[Dataset records]
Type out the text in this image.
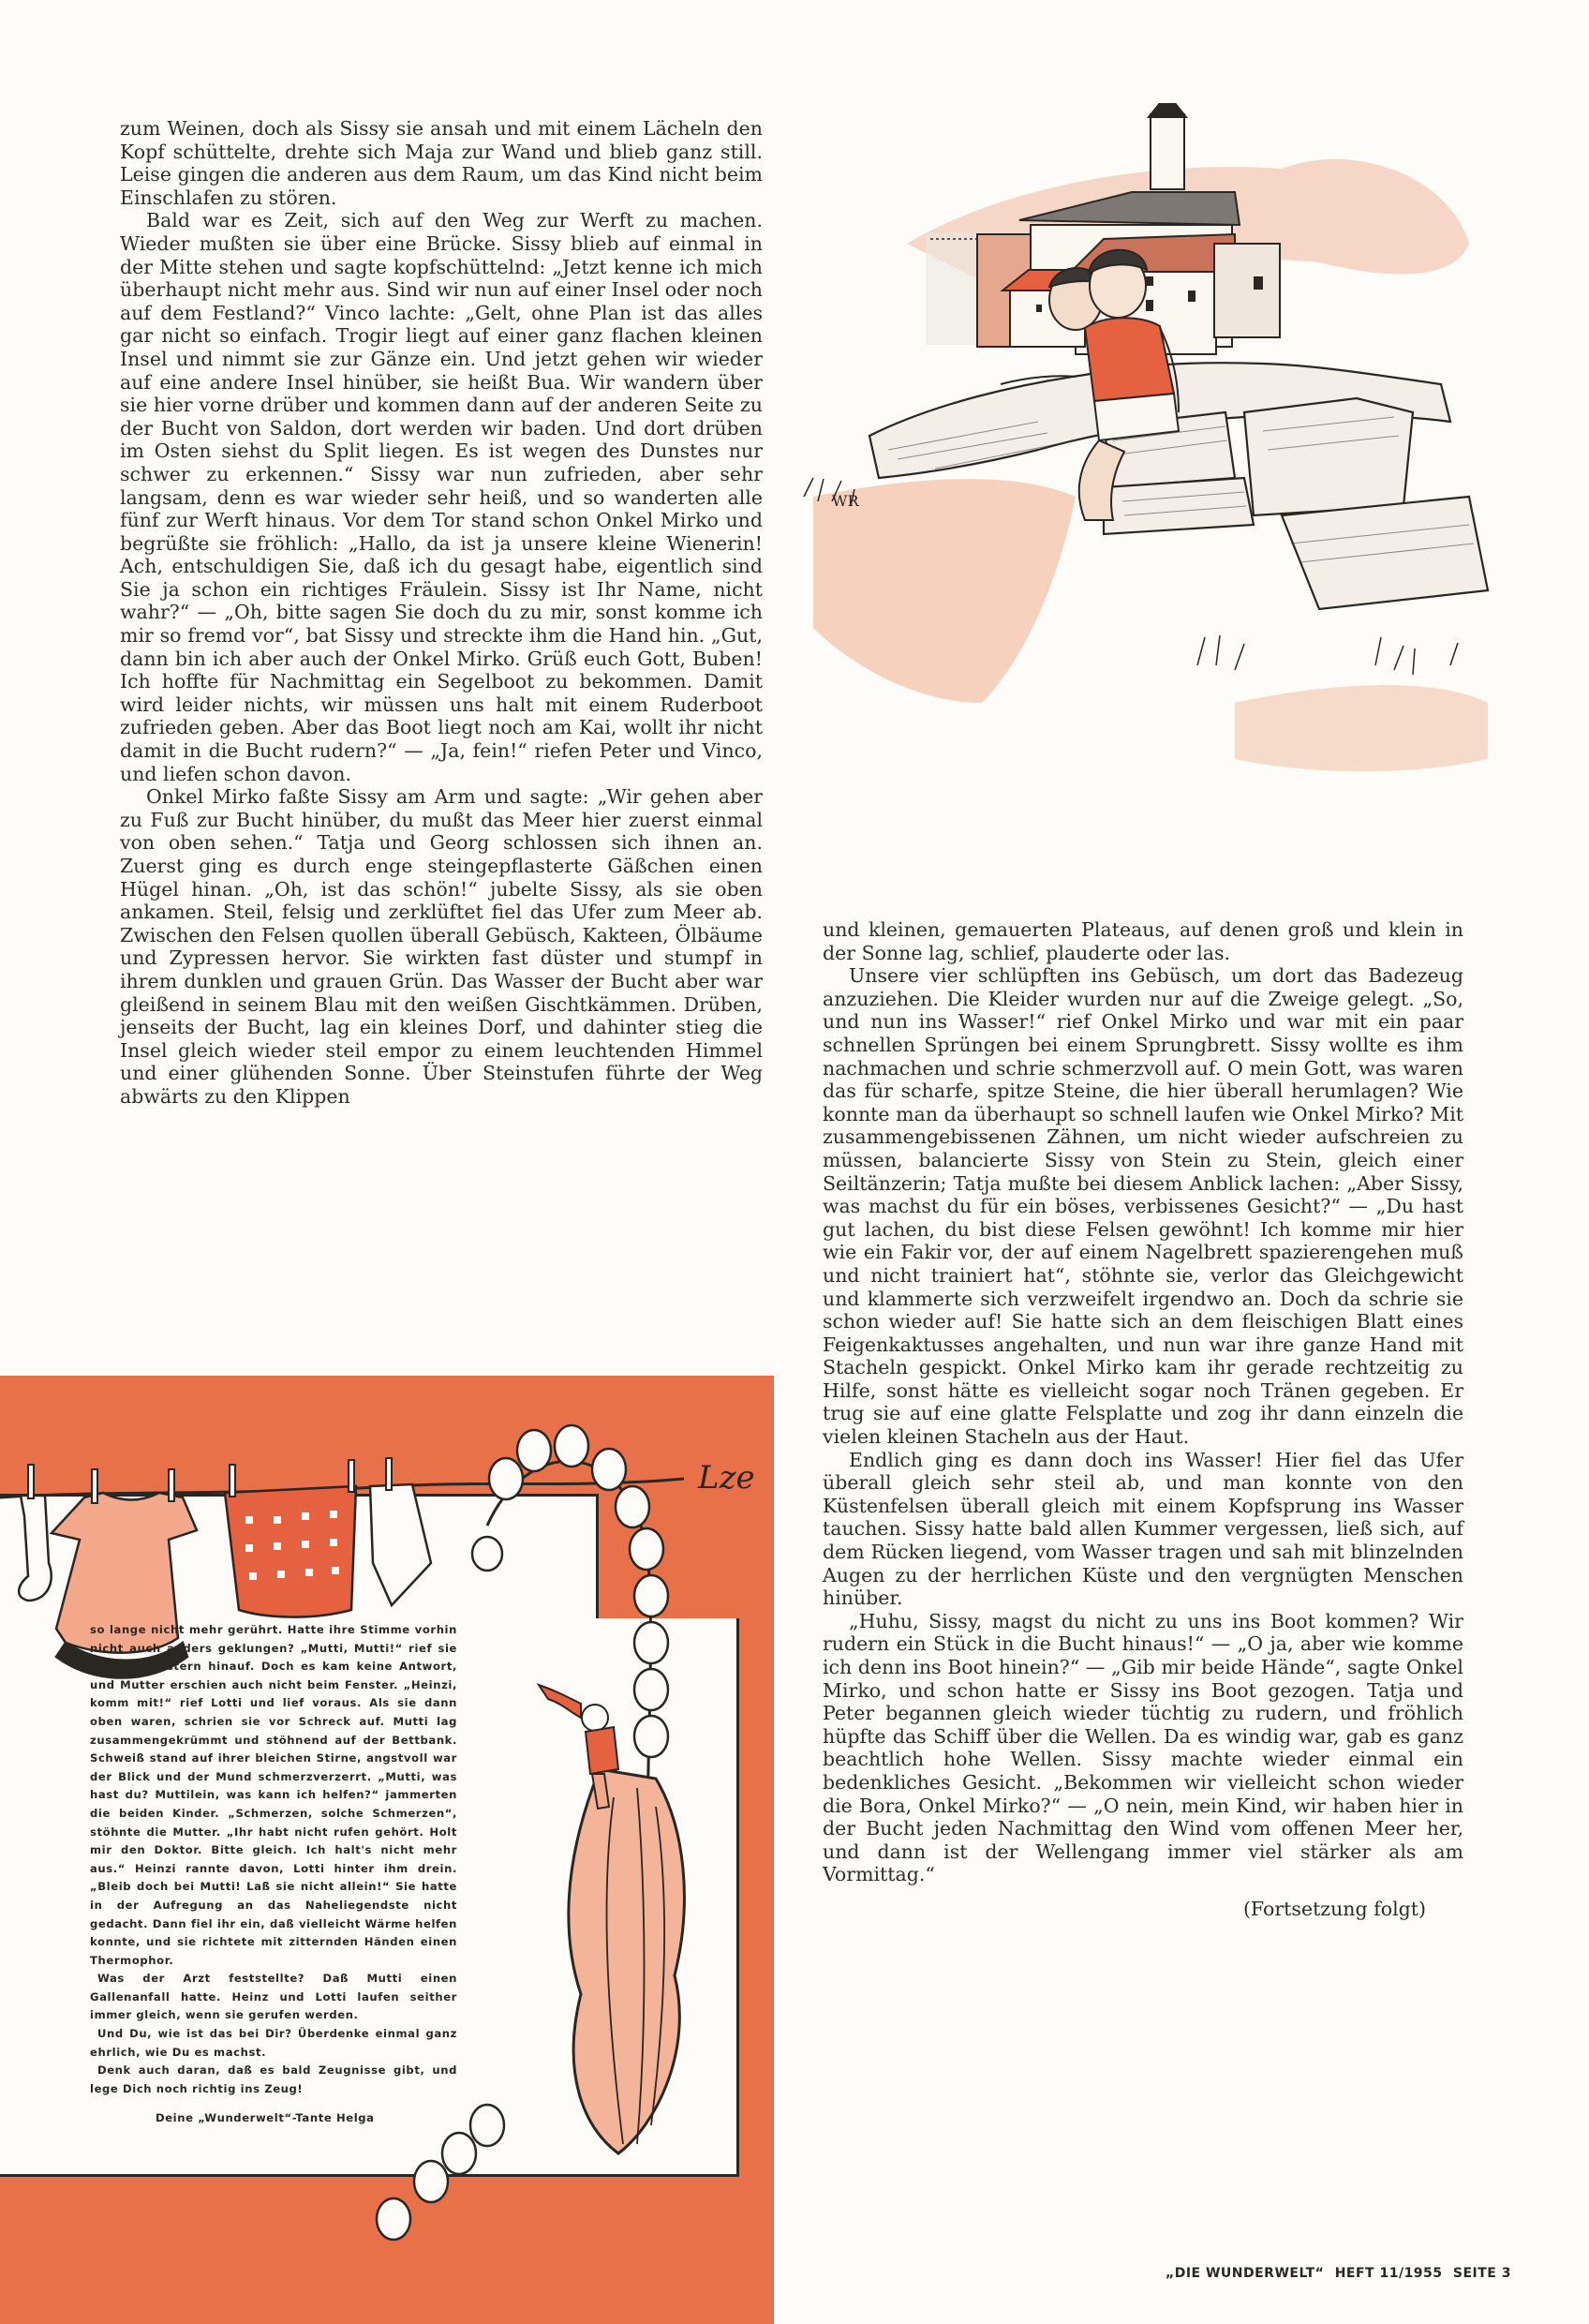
WR

zum Weinen, doch als Sissy sie ansah und mit einem Lächeln den Kopf schüttelte, drehte sich Maja zur Wand und blieb ganz still. Leise gingen die anderen aus dem Raum, um das Kind nicht beim Einschlafen zu stören.

Bald war es Zeit, sich auf den Weg zur Werft zu machen. Wieder mußten sie über eine Brücke. Sissy blieb auf einmal in der Mitte stehen und sagte kopfschüttelnd: „Jetzt kenne ich mich überhaupt nicht mehr aus. Sind wir nun auf einer Insel oder noch auf dem Festland?“ Vinco lachte: „Gelt, ohne Plan ist das alles gar nicht so einfach. Trogir liegt auf einer ganz flachen kleinen Insel und nimmt sie zur Gänze ein. Und jetzt gehen wir wieder auf eine andere Insel hinüber, sie heißt Bua. Wir wandern über sie hier vorne drüber und kommen dann auf der anderen Seite zu der Bucht von Saldon, dort werden wir baden. Und dort drüben im Osten siehst du Split liegen. Es ist wegen des Dunstes nur schwer zu erkennen.“ Sissy war nun zufrieden, aber sehr langsam, denn es war wieder sehr heiß, und so wanderten alle fünf zur Werft hinaus. Vor dem Tor stand schon Onkel Mirko und begrüßte sie fröhlich: „Hallo, da ist ja unsere kleine Wienerin! Ach, entschuldigen Sie, daß ich du gesagt habe, eigentlich sind Sie ja schon ein richtiges Fräulein. Sissy ist Ihr Name, nicht wahr?“ — „Oh, bitte sagen Sie doch du zu mir, sonst komme ich mir so fremd vor“, bat Sissy und streckte ihm die Hand hin. „Gut, dann bin ich aber auch der Onkel Mirko. Grüß euch Gott, Buben! Ich hoffte für Nachmittag ein Segelboot zu bekommen. Damit wird leider nichts, wir müssen uns halt mit einem Ruderboot zufrieden geben. Aber das Boot liegt noch am Kai, wollt ihr nicht damit in die Bucht rudern?“ — „Ja, fein!“ riefen Peter und Vinco, und liefen schon davon.

Onkel Mirko faßte Sissy am Arm und sagte: „Wir gehen aber zu Fuß zur Bucht hinüber, du mußt das Meer hier zuerst einmal von oben sehen.“ Tatja und Georg schlossen sich ihnen an. Zuerst ging es durch enge steingepflasterte Gäßchen einen Hügel hinan. „Oh, ist das schön!“ jubelte Sissy, als sie oben ankamen. Steil, felsig und zerklüftet fiel das Ufer zum Meer ab. Zwischen den Felsen quollen überall Gebüsch, Kakteen, Ölbäume und Zypressen hervor. Sie wirkten fast düster und stumpf in ihrem dunklen und grauen Grün. Das Wasser der Bucht aber war gleißend in seinem Blau mit den weißen Gischtkämmen. Drüben, jenseits der Bucht, lag ein kleines Dorf, und dahinter stieg die Insel gleich wieder steil empor zu einem leuchtenden Himmel und einer glühenden Sonne. Über Steinstufen führte der Weg abwärts zu den Klippen

und kleinen, gemauerten Plateaus, auf denen groß und klein in der Sonne lag, schlief, plauderte oder las.

Unsere vier schlüpften ins Gebüsch, um dort das Badezeug anzuziehen. Die Kleider wurden nur auf die Zweige gelegt. „So, und nun ins Wasser!“ rief Onkel Mirko und war mit ein paar schnellen Sprüngen bei einem Sprungbrett. Sissy wollte es ihm nachmachen und schrie schmerzvoll auf. O mein Gott, was waren das für scharfe, spitze Steine, die hier überall herumlagen? Wie konnte man da überhaupt so schnell laufen wie Onkel Mirko? Mit zusammengebissenen Zähnen, um nicht wieder aufschreien zu müssen, balancierte Sissy von Stein zu Stein, gleich einer Seiltänzerin; Tatja mußte bei diesem Anblick lachen: „Aber Sissy, was machst du für ein böses, verbissenes Gesicht?“ — „Du hast gut lachen, du bist diese Felsen gewöhnt! Ich komme mir hier wie ein Fakir vor, der auf einem Nagelbrett spazierengehen muß und nicht trainiert hat“, stöhnte sie, verlor das Gleichgewicht und klammerte sich verzweifelt irgendwo an. Doch da schrie sie schon wieder auf! Sie hatte sich an dem fleischigen Blatt eines Feigenkaktusses angehalten, und nun war ihre ganze Hand mit Stacheln gespickt. Onkel Mirko kam ihr gerade rechtzeitig zu Hilfe, sonst hätte es vielleicht sogar noch Tränen gegeben. Er trug sie auf eine glatte Felsplatte und zog ihr dann einzeln die vielen kleinen Stacheln aus der Haut.

Endlich ging es dann doch ins Wasser! Hier fiel das Ufer überall gleich sehr steil ab, und man konnte von den Küstenfelsen überall gleich mit einem Kopfsprung ins Wasser tauchen. Sissy hatte bald allen Kummer vergessen, ließ sich, auf dem Rücken liegend, vom Wasser tragen und sah mit blinzelnden Augen zu der herrlichen Küste und den vergnügten Menschen hinüber.

„Huhu, Sissy, magst du nicht zu uns ins Boot kommen? Wir rudern ein Stück in die Bucht hinaus!“ — „O ja, aber wie komme ich denn ins Boot hinein?“ — „Gib mir beide Hände“, sagte Onkel Mirko, und schon hatte er Sissy ins Boot gezogen. Tatja und Peter begannen gleich wieder tüchtig zu rudern, und fröhlich hüpfte das Schiff über die Wellen. Da es windig war, gab es ganz beachtlich hohe Wellen. Sissy machte wieder einmal ein bedenkliches Gesicht. „Bekommen wir vielleicht schon wieder die Bora, Onkel Mirko?“ — „O nein, mein Kind, wir haben hier in der Bucht jeden Nachmittag den Wind vom offenen Meer her, und dann ist der Wellengang immer viel stärker als am Vormittag.“

(Fortsetzung folgt)

Lze

so lange nicht mehr gerührt. Hatte ihre Stimme vorhin nicht auch anders geklungen? „Mutti, Mutti!“ rief sie zu den Fenstern hinauf. Doch es kam keine Antwort, und Mutter erschien auch nicht beim Fenster. „Heinzi, komm mit!“ rief Lotti und lief voraus. Als sie dann oben waren, schrien sie vor Schreck auf. Mutti lag zusammengekrümmt und stöhnend auf der Bettbank. Schweiß stand auf ihrer bleichen Stirne, angstvoll war der Blick und der Mund schmerzverzerrt. „Mutti, was hast du? Muttilein, was kann ich helfen?“ jammerten die beiden Kinder. „Schmerzen, solche Schmerzen“, stöhnte die Mutter. „Ihr habt nicht rufen gehört. Holt mir den Doktor. Bitte gleich. Ich halt's nicht mehr aus.“ Heinzi rannte davon, Lotti hinter ihm drein. „Bleib doch bei Mutti! Laß sie nicht allein!“ Sie hatte in der Aufregung an das Naheliegendste nicht gedacht. Dann fiel ihr ein, daß vielleicht Wärme helfen konnte, und sie richtete mit zitternden Händen einen Thermophor.

Was der Arzt feststellte? Daß Mutti einen Gallenanfall hatte. Heinz und Lotti laufen seither immer gleich, wenn sie gerufen werden.

Und Du, wie ist das bei Dir? Überdenke einmal ganz ehrlich, wie Du es machst.

Denk auch daran, daß es bald Zeugnisse gibt, und lege Dich noch richtig ins Zeug!

Deine „Wunderwelt“-Tante Helga

„DIE WUNDERWELT“ HEFT 11/1955 SEITE 3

- _Description of the task_
Any pictures should be dropped; transcribe the rest of the records above exactly.

- _Full output_
Type out the text in this image.
WR

zum Weinen, doch als Sissy sie ansah und mit einem Lächeln den Kopf schüttelte, drehte sich Maja zur Wand und blieb ganz still. Leise gingen die anderen aus dem Raum, um das Kind nicht beim Einschlafen zu stören.

Bald war es Zeit, sich auf den Weg zur Werft zu machen. Wieder mußten sie über eine Brücke. Sissy blieb auf einmal in der Mitte stehen und sagte kopfschüttelnd: „Jetzt kenne ich mich überhaupt nicht mehr aus. Sind wir nun auf einer Insel oder noch auf dem Festland?“ Vinco lachte: „Gelt, ohne Plan ist das alles gar nicht so einfach. Trogir liegt auf einer ganz flachen kleinen Insel und nimmt sie zur Gänze ein. Und jetzt gehen wir wieder auf eine andere Insel hinüber, sie heißt Bua. Wir wandern über sie hier vorne drüber und kommen dann auf der anderen Seite zu der Bucht von Saldon, dort werden wir baden. Und dort drüben im Osten siehst du Split liegen. Es ist wegen des Dunstes nur schwer zu erkennen.“ Sissy war nun zufrieden, aber sehr langsam, denn es war wieder sehr heiß, und so wanderten alle fünf zur Werft hinaus. Vor dem Tor stand schon Onkel Mirko und begrüßte sie fröhlich: „Hallo, da ist ja unsere kleine Wienerin! Ach, entschuldigen Sie, daß ich du gesagt habe, eigentlich sind Sie ja schon ein richtiges Fräulein. Sissy ist Ihr Name, nicht wahr?“ — „Oh, bitte sagen Sie doch du zu mir, sonst komme ich mir so fremd vor“, bat Sissy und streckte ihm die Hand hin. „Gut, dann bin ich aber auch der Onkel Mirko. Grüß euch Gott, Buben! Ich hoffte für Nachmittag ein Segelboot zu bekommen. Damit wird leider nichts, wir müssen uns halt mit einem Ruderboot zufrieden geben. Aber das Boot liegt noch am Kai, wollt ihr nicht damit in die Bucht rudern?“ — „Ja, fein!“ riefen Peter und Vinco, und liefen schon davon.

Onkel Mirko faßte Sissy am Arm und sagte: „Wir gehen aber zu Fuß zur Bucht hinüber, du mußt das Meer hier zuerst einmal von oben sehen.“ Tatja und Georg schlossen sich ihnen an. Zuerst ging es durch enge steingepflasterte Gäßchen einen Hügel hinan. „Oh, ist das schön!“ jubelte Sissy, als sie oben ankamen. Steil, felsig und zerklüftet fiel das Ufer zum Meer ab. Zwischen den Felsen quollen überall Gebüsch, Kakteen, Ölbäume und Zypressen hervor. Sie wirkten fast düster und stumpf in ihrem dunklen und grauen Grün. Das Wasser der Bucht aber war gleißend in seinem Blau mit den weißen Gischtkämmen. Drüben, jenseits der Bucht, lag ein kleines Dorf, und dahinter stieg die Insel gleich wieder steil empor zu einem leuchtenden Himmel und einer glühenden Sonne. Über Steinstufen führte der Weg abwärts zu den Klippen

und kleinen, gemauerten Plateaus, auf denen groß und klein in der Sonne lag, schlief, plauderte oder las.

Unsere vier schlüpften ins Gebüsch, um dort das Badezeug anzuziehen. Die Kleider wurden nur auf die Zweige gelegt. „So, und nun ins Wasser!“ rief Onkel Mirko und war mit ein paar schnellen Sprüngen bei einem Sprungbrett. Sissy wollte es ihm nachmachen und schrie schmerzvoll auf. O mein Gott, was waren das für scharfe, spitze Steine, die hier überall herumlagen? Wie konnte man da überhaupt so schnell laufen wie Onkel Mirko? Mit zusammengebissenen Zähnen, um nicht wieder aufschreien zu müssen, balancierte Sissy von Stein zu Stein, gleich einer Seiltänzerin; Tatja mußte bei diesem Anblick lachen: „Aber Sissy, was machst du für ein böses, verbissenes Gesicht?“ — „Du hast gut lachen, du bist diese Felsen gewöhnt! Ich komme mir hier wie ein Fakir vor, der auf einem Nagelbrett spazierengehen muß und nicht trainiert hat“, stöhnte sie, verlor das Gleichgewicht und klammerte sich verzweifelt irgendwo an. Doch da schrie sie schon wieder auf! Sie hatte sich an dem fleischigen Blatt eines Feigenkaktusses angehalten, und nun war ihre ganze Hand mit Stacheln gespickt. Onkel Mirko kam ihr gerade rechtzeitig zu Hilfe, sonst hätte es vielleicht sogar noch Tränen gegeben. Er trug sie auf eine glatte Felsplatte und zog ihr dann einzeln die vielen kleinen Stacheln aus der Haut.

Endlich ging es dann doch ins Wasser! Hier fiel das Ufer überall gleich sehr steil ab, und man konnte von den Küstenfelsen überall gleich mit einem Kopfsprung ins Wasser tauchen. Sissy hatte bald allen Kummer vergessen, ließ sich, auf dem Rücken liegend, vom Wasser tragen und sah mit blinzelnden Augen zu der herrlichen Küste und den vergnügten Menschen hinüber.

„Huhu, Sissy, magst du nicht zu uns ins Boot kommen? Wir rudern ein Stück in die Bucht hinaus!“ — „O ja, aber wie komme ich denn ins Boot hinein?“ — „Gib mir beide Hände“, sagte Onkel Mirko, und schon hatte er Sissy ins Boot gezogen. Tatja und Peter begannen gleich wieder tüchtig zu rudern, und fröhlich hüpfte das Schiff über die Wellen. Da es windig war, gab es ganz beachtlich hohe Wellen. Sissy machte wieder einmal ein bedenkliches Gesicht. „Bekommen wir vielleicht schon wieder die Bora, Onkel Mirko?“ — „O nein, mein Kind, wir haben hier in der Bucht jeden Nachmittag den Wind vom offenen Meer her, und dann ist der Wellengang immer viel stärker als am Vormittag.“

(Fortsetzung folgt)

Lze

so lange nicht mehr gerührt. Hatte ihre Stimme vorhin nicht auch anders geklungen? „Mutti, Mutti!“ rief sie zu den Fenstern hinauf. Doch es kam keine Antwort, und Mutter erschien auch nicht beim Fenster. „Heinzi, komm mit!“ rief Lotti und lief voraus. Als sie dann oben waren, schrien sie vor Schreck auf. Mutti lag zusammengekrümmt und stöhnend auf der Bettbank. Schweiß stand auf ihrer bleichen Stirne, angstvoll war der Blick und der Mund schmerzverzerrt. „Mutti, was hast du? Muttilein, was kann ich helfen?“ jammerten die beiden Kinder. „Schmerzen, solche Schmerzen“, stöhnte die Mutter. „Ihr habt nicht rufen gehört. Holt mir den Doktor. Bitte gleich. Ich halt's nicht mehr aus.“ Heinzi rannte davon, Lotti hinter ihm drein. „Bleib doch bei Mutti! Laß sie nicht allein!“ Sie hatte in der Aufregung an das Naheliegendste nicht gedacht. Dann fiel ihr ein, daß vielleicht Wärme helfen konnte, und sie richtete mit zitternden Händen einen Thermophor.

Was der Arzt feststellte? Daß Mutti einen Gallenanfall hatte. Heinz und Lotti laufen seither immer gleich, wenn sie gerufen werden.

Und Du, wie ist das bei Dir? Überdenke einmal ganz ehrlich, wie Du es machst.

Denk auch daran, daß es bald Zeugnisse gibt, und lege Dich noch richtig ins Zeug!

Deine „Wunderwelt“-Tante Helga

„DIE WUNDERWELT“ HEFT 11/1955 SEITE 3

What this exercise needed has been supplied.